--- start ---

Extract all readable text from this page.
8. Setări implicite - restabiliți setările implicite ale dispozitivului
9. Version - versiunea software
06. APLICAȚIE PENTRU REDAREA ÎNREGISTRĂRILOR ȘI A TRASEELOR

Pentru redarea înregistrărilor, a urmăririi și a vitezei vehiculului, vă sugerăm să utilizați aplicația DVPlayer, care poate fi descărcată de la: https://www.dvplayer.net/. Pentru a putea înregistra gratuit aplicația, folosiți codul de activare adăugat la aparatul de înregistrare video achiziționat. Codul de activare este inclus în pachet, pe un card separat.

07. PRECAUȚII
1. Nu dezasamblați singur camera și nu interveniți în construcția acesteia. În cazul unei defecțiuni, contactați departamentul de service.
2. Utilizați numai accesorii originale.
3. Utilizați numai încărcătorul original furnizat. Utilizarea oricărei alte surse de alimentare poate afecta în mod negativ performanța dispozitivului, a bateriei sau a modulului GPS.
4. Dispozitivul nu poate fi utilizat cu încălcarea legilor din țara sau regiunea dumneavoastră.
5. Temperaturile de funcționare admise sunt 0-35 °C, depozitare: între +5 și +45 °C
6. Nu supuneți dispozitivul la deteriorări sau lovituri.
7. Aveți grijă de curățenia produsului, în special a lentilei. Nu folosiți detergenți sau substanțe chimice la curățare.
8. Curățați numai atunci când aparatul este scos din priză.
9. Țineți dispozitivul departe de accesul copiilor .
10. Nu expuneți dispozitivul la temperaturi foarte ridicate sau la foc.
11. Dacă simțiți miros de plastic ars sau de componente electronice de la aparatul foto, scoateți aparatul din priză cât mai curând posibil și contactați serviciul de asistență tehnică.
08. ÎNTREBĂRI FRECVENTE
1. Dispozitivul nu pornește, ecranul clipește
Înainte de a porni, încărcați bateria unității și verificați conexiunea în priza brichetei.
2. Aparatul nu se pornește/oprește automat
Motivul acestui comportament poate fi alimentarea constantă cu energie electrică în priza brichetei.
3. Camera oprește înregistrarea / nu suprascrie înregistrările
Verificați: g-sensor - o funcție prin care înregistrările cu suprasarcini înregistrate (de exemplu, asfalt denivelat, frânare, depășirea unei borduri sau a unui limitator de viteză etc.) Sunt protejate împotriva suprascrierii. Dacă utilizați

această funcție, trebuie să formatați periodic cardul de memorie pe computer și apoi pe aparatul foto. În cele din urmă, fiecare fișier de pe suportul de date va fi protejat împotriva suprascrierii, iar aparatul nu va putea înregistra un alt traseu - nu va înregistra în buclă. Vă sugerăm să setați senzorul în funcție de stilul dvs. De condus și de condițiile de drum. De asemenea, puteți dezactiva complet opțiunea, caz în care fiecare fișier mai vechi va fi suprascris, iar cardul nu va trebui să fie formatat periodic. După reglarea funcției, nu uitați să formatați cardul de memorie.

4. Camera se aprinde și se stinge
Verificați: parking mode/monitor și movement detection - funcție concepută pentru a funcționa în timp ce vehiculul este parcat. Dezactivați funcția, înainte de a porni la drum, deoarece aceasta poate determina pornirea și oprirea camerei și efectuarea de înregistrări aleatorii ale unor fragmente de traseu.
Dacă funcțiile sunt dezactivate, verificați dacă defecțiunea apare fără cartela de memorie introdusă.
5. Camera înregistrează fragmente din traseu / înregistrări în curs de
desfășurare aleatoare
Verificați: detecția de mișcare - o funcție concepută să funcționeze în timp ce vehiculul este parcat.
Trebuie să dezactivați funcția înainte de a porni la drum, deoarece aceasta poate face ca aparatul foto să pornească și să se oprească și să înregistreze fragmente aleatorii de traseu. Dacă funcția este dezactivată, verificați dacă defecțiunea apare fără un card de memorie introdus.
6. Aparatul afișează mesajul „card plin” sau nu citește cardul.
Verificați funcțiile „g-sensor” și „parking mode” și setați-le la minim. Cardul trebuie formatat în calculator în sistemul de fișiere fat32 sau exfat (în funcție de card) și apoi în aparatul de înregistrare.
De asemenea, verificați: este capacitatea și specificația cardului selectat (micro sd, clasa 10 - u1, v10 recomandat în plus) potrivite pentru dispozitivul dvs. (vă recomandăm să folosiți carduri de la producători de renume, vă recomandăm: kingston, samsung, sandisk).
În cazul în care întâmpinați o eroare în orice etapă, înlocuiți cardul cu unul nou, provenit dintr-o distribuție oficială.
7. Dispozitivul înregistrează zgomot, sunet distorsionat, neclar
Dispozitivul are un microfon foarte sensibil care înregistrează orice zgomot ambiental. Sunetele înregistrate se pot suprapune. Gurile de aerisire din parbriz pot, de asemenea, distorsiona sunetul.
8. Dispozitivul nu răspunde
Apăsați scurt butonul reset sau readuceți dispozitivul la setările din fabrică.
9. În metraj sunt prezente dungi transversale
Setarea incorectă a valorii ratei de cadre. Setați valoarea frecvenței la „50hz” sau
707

--- end ---

-- SET TASK --
Reproduce every line of the material above exactly.

-- FULL ANSWER --
Extract all readable text from this page.
8. Setări implicite - restabiliți setările implicite ale dispozitivului
9. Version - versiunea software
06. APLICAȚIE PENTRU REDAREA ÎNREGISTRĂRILOR ȘI A TRASEELOR

Pentru redarea înregistrărilor, a urmăririi și a vitezei vehiculului, vă sugerăm să utilizați aplicația DVPlayer, care poate fi descărcată de la: https://www.dvplayer.net/. Pentru a putea înregistra gratuit aplicația, folosiți codul de activare adăugat la aparatul de înregistrare video achiziționat. Codul de activare este inclus în pachet, pe un card separat.

07. PRECAUȚII
1. Nu dezasamblați singur camera și nu interveniți în construcția acesteia. În cazul unei defecțiuni, contactați departamentul de service.
2. Utilizați numai accesorii originale.
3. Utilizați numai încărcătorul original furnizat. Utilizarea oricărei alte surse de alimentare poate afecta în mod negativ performanța dispozitivului, a bateriei sau a modulului GPS.
4. Dispozitivul nu poate fi utilizat cu încălcarea legilor din țara sau regiunea dumneavoastră.
5. Temperaturile de funcționare admise sunt 0-35 °C, depozitare: între +5 și +45 °C
6. Nu supuneți dispozitivul la deteriorări sau lovituri.
7. Aveți grijă de curățenia produsului, în special a lentilei. Nu folosiți detergenți sau substanțe chimice la curățare.
8. Curățați numai atunci când aparatul este scos din priză.
9. Țineți dispozitivul departe de accesul copiilor .
10. Nu expuneți dispozitivul la temperaturi foarte ridicate sau la foc.
11. Dacă simțiți miros de plastic ars sau de componente electronice de la aparatul foto, scoateți aparatul din priză cât mai curând posibil și contactați serviciul de asistență tehnică.
08. ÎNTREBĂRI FRECVENTE
1. Dispozitivul nu pornește, ecranul clipește
Înainte de a porni, încărcați bateria unității și verificați conexiunea în priza brichetei.
2. Aparatul nu se pornește/oprește automat
Motivul acestui comportament poate fi alimentarea constantă cu energie electrică în priza brichetei.
3. Camera oprește înregistrarea / nu suprascrie înregistrările
Verificați: g-sensor - o funcție prin care înregistrările cu suprasarcini înregistrate (de exemplu, asfalt denivelat, frânare, depășirea unei borduri sau a unui limitator de viteză etc.) Sunt protejate împotriva suprascrierii. Dacă utilizați

această funcție, trebuie să formatați periodic cardul de memorie pe computer și apoi pe aparatul foto. În cele din urmă, fiecare fișier de pe suportul de date va fi protejat împotriva suprascrierii, iar aparatul nu va putea înregistra un alt traseu - nu va înregistra în buclă. Vă sugerăm să setați senzorul în funcție de stilul dvs. De condus și de condițiile de drum. De asemenea, puteți dezactiva complet opțiunea, caz în care fiecare fișier mai vechi va fi suprascris, iar cardul nu va trebui să fie formatat periodic. După reglarea funcției, nu uitați să formatați cardul de memorie.

4. Camera se aprinde și se stinge
Verificați: parking mode/monitor și movement detection - funcție concepută pentru a funcționa în timp ce vehiculul este parcat. Dezactivați funcția, înainte de a porni la drum, deoarece aceasta poate determina pornirea și oprirea camerei și efectuarea de înregistrări aleatorii ale unor fragmente de traseu.
Dacă funcțiile sunt dezactivate, verificați dacă defecțiunea apare fără cartela de memorie introdusă.
5. Camera înregistrează fragmente din traseu / înregistrări în curs de
desfășurare aleatoare
Verificați: detecția de mișcare - o funcție concepută să funcționeze în timp ce vehiculul este parcat.
Trebuie să dezactivați funcția înainte de a porni la drum, deoarece aceasta poate face ca aparatul foto să pornească și să se oprească și să înregistreze fragmente aleatorii de traseu. Dacă funcția este dezactivată, verificați dacă defecțiunea apare fără un card de memorie introdus.
6. Aparatul afișează mesajul „card plin” sau nu citește cardul.
Verificați funcțiile „g-sensor” și „parking mode” și setați-le la minim. Cardul trebuie formatat în calculator în sistemul de fișiere fat32 sau exfat (în funcție de card) și apoi în aparatul de înregistrare.
De asemenea, verificați: este capacitatea și specificația cardului selectat (micro sd, clasa 10 - u1, v10 recomandat în plus) potrivite pentru dispozitivul dvs. (vă recomandăm să folosiți carduri de la producători de renume, vă recomandăm: kingston, samsung, sandisk).
În cazul în care întâmpinați o eroare în orice etapă, înlocuiți cardul cu unul nou, provenit dintr-o distribuție oficială.
7. Dispozitivul înregistrează zgomot, sunet distorsionat, neclar
Dispozitivul are un microfon foarte sensibil care înregistrează orice zgomot ambiental. Sunetele înregistrate se pot suprapune. Gurile de aerisire din parbriz pot, de asemenea, distorsiona sunetul.
8. Dispozitivul nu răspunde
Apăsați scurt butonul reset sau readuceți dispozitivul la setările din fabrică.
9. În metraj sunt prezente dungi transversale
Setarea incorectă a valorii ratei de cadre. Setați valoarea frecvenței la „50hz” sau
707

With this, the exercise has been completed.